> **Written instruction**
Your task is to retype each line of the data below exactly.

--- START ---

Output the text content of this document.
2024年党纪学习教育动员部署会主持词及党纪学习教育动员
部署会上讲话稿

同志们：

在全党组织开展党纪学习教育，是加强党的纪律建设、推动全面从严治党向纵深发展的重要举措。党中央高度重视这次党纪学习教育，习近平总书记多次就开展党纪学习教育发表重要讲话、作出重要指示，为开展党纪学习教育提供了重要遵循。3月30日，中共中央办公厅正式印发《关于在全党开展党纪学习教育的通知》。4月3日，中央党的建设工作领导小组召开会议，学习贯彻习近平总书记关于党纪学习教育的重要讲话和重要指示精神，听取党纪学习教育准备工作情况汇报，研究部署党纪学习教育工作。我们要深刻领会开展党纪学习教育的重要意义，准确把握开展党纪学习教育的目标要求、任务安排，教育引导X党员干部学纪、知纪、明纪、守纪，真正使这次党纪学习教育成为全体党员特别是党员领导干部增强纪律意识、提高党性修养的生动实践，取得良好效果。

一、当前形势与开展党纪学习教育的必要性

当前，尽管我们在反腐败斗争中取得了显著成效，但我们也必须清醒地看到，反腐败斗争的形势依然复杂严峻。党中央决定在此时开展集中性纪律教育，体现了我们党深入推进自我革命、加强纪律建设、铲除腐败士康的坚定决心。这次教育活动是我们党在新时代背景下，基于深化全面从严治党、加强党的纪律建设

--- END ---

> **Complete response**
Output the text content of this document.
2024年党纪学习教育动员部署会主持词及党纪学习教育动员
部署会上讲话稿

同志们：

在全党组织开展党纪学习教育，是加强党的纪律建设、推动全面从严治党向纵深发展的重要举措。党中央高度重视这次党纪学习教育，习近平总书记多次就开展党纪学习教育发表重要讲话、作出重要指示，为开展党纪学习教育提供了重要遵循。3月30日，中共中央办公厅正式印发《关于在全党开展党纪学习教育的通知》。4月3日，中央党的建设工作领导小组召开会议，学习贯彻习近平总书记关于党纪学习教育的重要讲话和重要指示精神，听取党纪学习教育准备工作情况汇报，研究部署党纪学习教育工作。我们要深刻领会开展党纪学习教育的重要意义，准确把握开展党纪学习教育的目标要求、任务安排，教育引导X党员干部学纪、知纪、明纪、守纪，真正使这次党纪学习教育成为全体党员特别是党员领导干部增强纪律意识、提高党性修养的生动实践，取得良好效果。

一、当前形势与开展党纪学习教育的必要性

当前，尽管我们在反腐败斗争中取得了显著成效，但我们也必须清醒地看到，反腐败斗争的形势依然复杂严峻。党中央决定在此时开展集中性纪律教育，体现了我们党深入推进自我革命、加强纪律建设、铲除腐败士康的坚定决心。这次教育活动是我们党在新时代背景下，基于深化全面从严治党、加强党的纪律建设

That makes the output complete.